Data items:
+++
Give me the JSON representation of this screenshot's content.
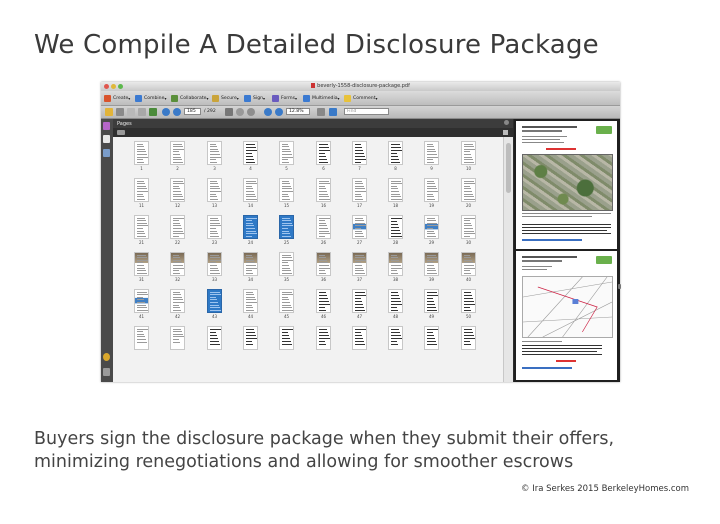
{
  "slide": {
    "title": "We Compile A Detailed Disclosure Package",
    "caption_line1": "Buyers sign the disclosure package when they submit their offers,",
    "caption_line2": "minimizing renegotiations and allowing for smoother escrows",
    "credit": "© Ira Serkes 2015 BerkeleyHomes.com"
  },
  "window": {
    "title": "beverly-1558-disclosure-package.pdf"
  },
  "toolbar": {
    "items": [
      {
        "label": "Create",
        "icon": "create-icon",
        "color": "#d9532c"
      },
      {
        "label": "Combine",
        "icon": "combine-icon",
        "color": "#3b7ad1"
      },
      {
        "label": "Collaborate",
        "icon": "collaborate-icon",
        "color": "#5a8f3a"
      },
      {
        "label": "Secure",
        "icon": "lock-icon",
        "color": "#caa43a"
      },
      {
        "label": "Sign",
        "icon": "pen-icon",
        "color": "#3b7ad1"
      },
      {
        "label": "Forms",
        "icon": "forms-icon",
        "color": "#6a5bbf"
      },
      {
        "label": "Multimedia",
        "icon": "multimedia-icon",
        "color": "#3b7ad1"
      },
      {
        "label": "Comment",
        "icon": "comment-icon",
        "color": "#e8c23a"
      }
    ]
  },
  "nav": {
    "page_current": "185",
    "page_total": "/ 292",
    "zoom": "12.8%",
    "find_placeholder": "Find"
  },
  "pages_panel": {
    "title": "Pages",
    "row_labels": [
      [
        "1",
        "2",
        "3",
        "4",
        "5",
        "6",
        "7",
        "8",
        "9",
        "10"
      ],
      [
        "11",
        "12",
        "13",
        "14",
        "15",
        "16",
        "17",
        "18",
        "19",
        "20"
      ],
      [
        "21",
        "22",
        "23",
        "24",
        "25",
        "26",
        "27",
        "28",
        "29",
        "30"
      ],
      [
        "31",
        "32",
        "33",
        "34",
        "35",
        "36",
        "37",
        "38",
        "39",
        "40"
      ],
      [
        "41",
        "42",
        "43",
        "44",
        "45",
        "46",
        "47",
        "48",
        "49",
        "50"
      ],
      [
        "51",
        "52",
        "53",
        "54",
        "55",
        "56",
        "57",
        "58",
        "59",
        "60"
      ]
    ]
  },
  "colors": {
    "accent_blue": "#2f79c6",
    "logo_green": "#6ab04c",
    "window_dark": "#2b2b2b"
  }
}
+++
- _PROBLEM REQUIREMENTS_
Pictures are to be left out; all else in the entries above is to be quoted exactly.

- _SOLUTION FOR THIS TASK_
Give me the JSON representation of this screenshot's content.
{
  "slide": {
    "title": "We Compile A Detailed Disclosure Package",
    "caption_line1": "Buyers sign the disclosure package when they submit their offers,",
    "caption_line2": "minimizing renegotiations and allowing for smoother escrows",
    "credit": "© Ira Serkes 2015 BerkeleyHomes.com"
  },
  "window": {
    "title": "beverly-1558-disclosure-package.pdf"
  },
  "toolbar": {
    "items": [
      {
        "label": "Create",
        "icon": "create-icon",
        "color": "#d9532c"
      },
      {
        "label": "Combine",
        "icon": "combine-icon",
        "color": "#3b7ad1"
      },
      {
        "label": "Collaborate",
        "icon": "collaborate-icon",
        "color": "#5a8f3a"
      },
      {
        "label": "Secure",
        "icon": "lock-icon",
        "color": "#caa43a"
      },
      {
        "label": "Sign",
        "icon": "pen-icon",
        "color": "#3b7ad1"
      },
      {
        "label": "Forms",
        "icon": "forms-icon",
        "color": "#6a5bbf"
      },
      {
        "label": "Multimedia",
        "icon": "multimedia-icon",
        "color": "#3b7ad1"
      },
      {
        "label": "Comment",
        "icon": "comment-icon",
        "color": "#e8c23a"
      }
    ]
  },
  "nav": {
    "page_current": "185",
    "page_total": "/ 292",
    "zoom": "12.8%",
    "find_placeholder": "Find"
  },
  "pages_panel": {
    "title": "Pages",
    "row_labels": [
      [
        "1",
        "2",
        "3",
        "4",
        "5",
        "6",
        "7",
        "8",
        "9",
        "10"
      ],
      [
        "11",
        "12",
        "13",
        "14",
        "15",
        "16",
        "17",
        "18",
        "19",
        "20"
      ],
      [
        "21",
        "22",
        "23",
        "24",
        "25",
        "26",
        "27",
        "28",
        "29",
        "30"
      ],
      [
        "31",
        "32",
        "33",
        "34",
        "35",
        "36",
        "37",
        "38",
        "39",
        "40"
      ],
      [
        "41",
        "42",
        "43",
        "44",
        "45",
        "46",
        "47",
        "48",
        "49",
        "50"
      ],
      [
        "51",
        "52",
        "53",
        "54",
        "55",
        "56",
        "57",
        "58",
        "59",
        "60"
      ]
    ]
  },
  "colors": {
    "accent_blue": "#2f79c6",
    "logo_green": "#6ab04c",
    "window_dark": "#2b2b2b"
  }
}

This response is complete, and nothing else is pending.